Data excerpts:
——
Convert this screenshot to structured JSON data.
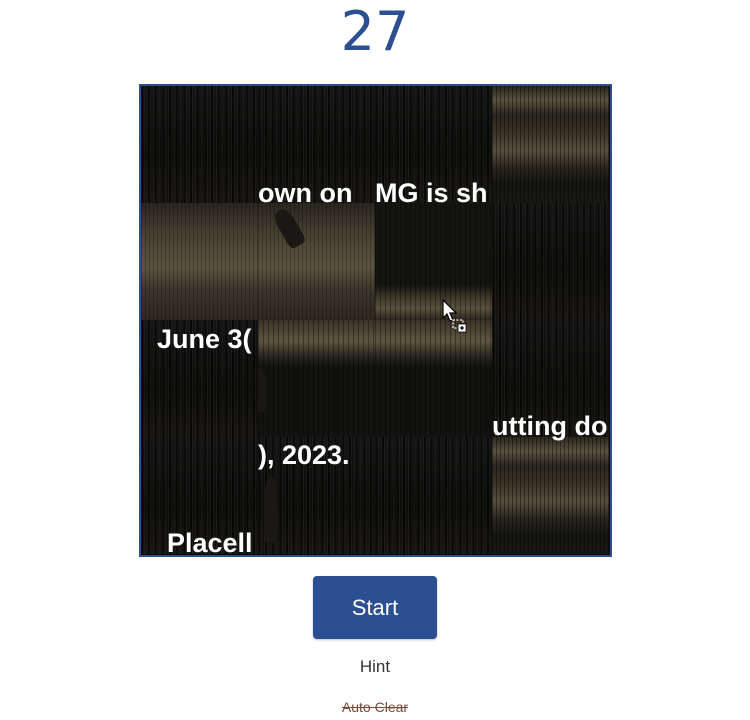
{
  "move_counter": "27",
  "board": {
    "tiles": {
      "r0c0": "",
      "r0c1": "own on",
      "r0c2": "MG is sh",
      "r0c3": "",
      "r1c0": "",
      "r1c1": "",
      "r1c2": "",
      "r1c3": "",
      "r2c0": "June 3(",
      "r2c1": "",
      "r2c2": "",
      "r2c3": "",
      "r3c0": "",
      "r3c1": "",
      "r3c2": "",
      "r3c3": "utting do",
      "r3c1_bottom": "), 2023.",
      "r4c0": "Placell"
    }
  },
  "controls": {
    "start_label": "Start",
    "hint_label": "Hint",
    "autoclear_label": "Auto Clear"
  },
  "colors": {
    "accent": "#2b4f91",
    "autoclear": "#7a4a3a"
  },
  "icons": {
    "cursor": "move-cursor-icon"
  }
}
——
The task: Make an exact copy of the whole listing, but don't bring over any pictures.

Completed exercise:
Convert this screenshot to structured JSON data.
{
  "move_counter": "27",
  "board": {
    "tiles": {
      "r0c0": "",
      "r0c1": "own on",
      "r0c2": "MG is sh",
      "r0c3": "",
      "r1c0": "",
      "r1c1": "",
      "r1c2": "",
      "r1c3": "",
      "r2c0": "June 3(",
      "r2c1": "",
      "r2c2": "",
      "r2c3": "",
      "r3c0": "",
      "r3c1": "",
      "r3c2": "",
      "r3c3": "utting do",
      "r3c1_bottom": "), 2023.",
      "r4c0": "Placell"
    }
  },
  "controls": {
    "start_label": "Start",
    "hint_label": "Hint",
    "autoclear_label": "Auto Clear"
  },
  "colors": {
    "accent": "#2b4f91",
    "autoclear": "#7a4a3a"
  },
  "icons": {
    "cursor": "move-cursor-icon"
  }
}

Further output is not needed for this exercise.